Exercise brief:
Give every entry again, unchanged, and leave its images out.

Dataset items:
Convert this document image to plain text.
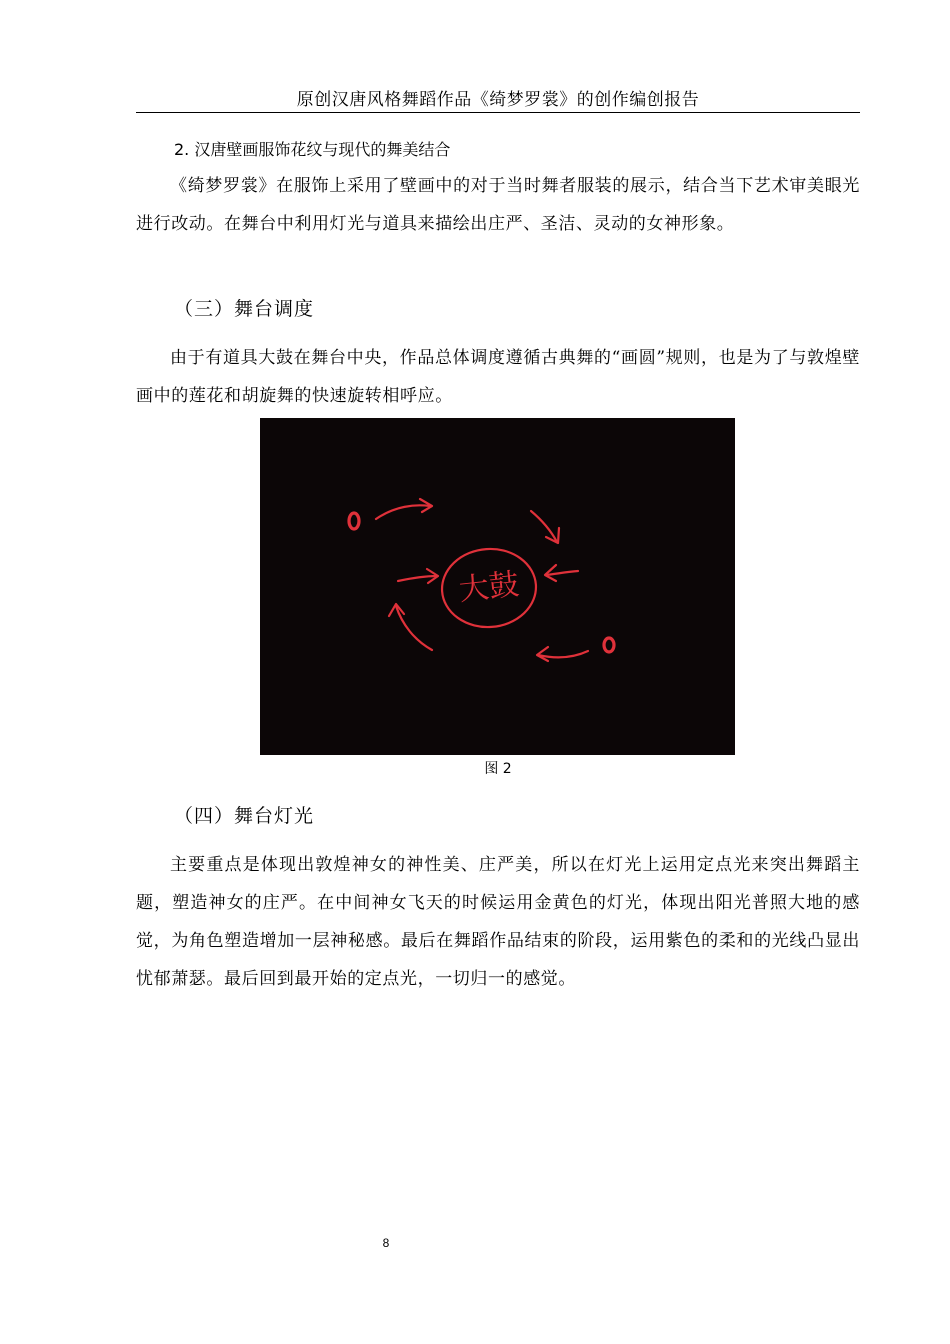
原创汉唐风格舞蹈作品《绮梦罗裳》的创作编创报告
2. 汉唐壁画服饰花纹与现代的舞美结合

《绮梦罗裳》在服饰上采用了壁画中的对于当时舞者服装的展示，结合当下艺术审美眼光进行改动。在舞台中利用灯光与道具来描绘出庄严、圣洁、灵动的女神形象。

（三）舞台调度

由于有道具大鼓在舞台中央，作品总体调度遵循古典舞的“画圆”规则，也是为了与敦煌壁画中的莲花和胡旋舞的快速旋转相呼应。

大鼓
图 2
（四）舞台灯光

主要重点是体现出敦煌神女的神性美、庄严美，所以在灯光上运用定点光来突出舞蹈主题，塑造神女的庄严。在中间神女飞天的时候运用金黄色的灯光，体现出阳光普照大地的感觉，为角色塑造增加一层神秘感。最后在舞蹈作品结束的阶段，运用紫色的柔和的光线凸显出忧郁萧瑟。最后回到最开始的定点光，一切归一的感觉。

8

Solution to this exercise:
Convert this document image to plain text.
原创汉唐风格舞蹈作品《绮梦罗裳》的创作编创报告
2. 汉唐壁画服饰花纹与现代的舞美结合

《绮梦罗裳》在服饰上采用了壁画中的对于当时舞者服装的展示，结合当下艺术审美眼光进行改动。在舞台中利用灯光与道具来描绘出庄严、圣洁、灵动的女神形象。

（三）舞台调度

由于有道具大鼓在舞台中央，作品总体调度遵循古典舞的“画圆”规则，也是为了与敦煌壁画中的莲花和胡旋舞的快速旋转相呼应。

大鼓
图 2
（四）舞台灯光

主要重点是体现出敦煌神女的神性美、庄严美，所以在灯光上运用定点光来突出舞蹈主题，塑造神女的庄严。在中间神女飞天的时候运用金黄色的灯光，体现出阳光普照大地的感觉，为角色塑造增加一层神秘感。最后在舞蹈作品结束的阶段，运用紫色的柔和的光线凸显出忧郁萧瑟。最后回到最开始的定点光，一切归一的感觉。

8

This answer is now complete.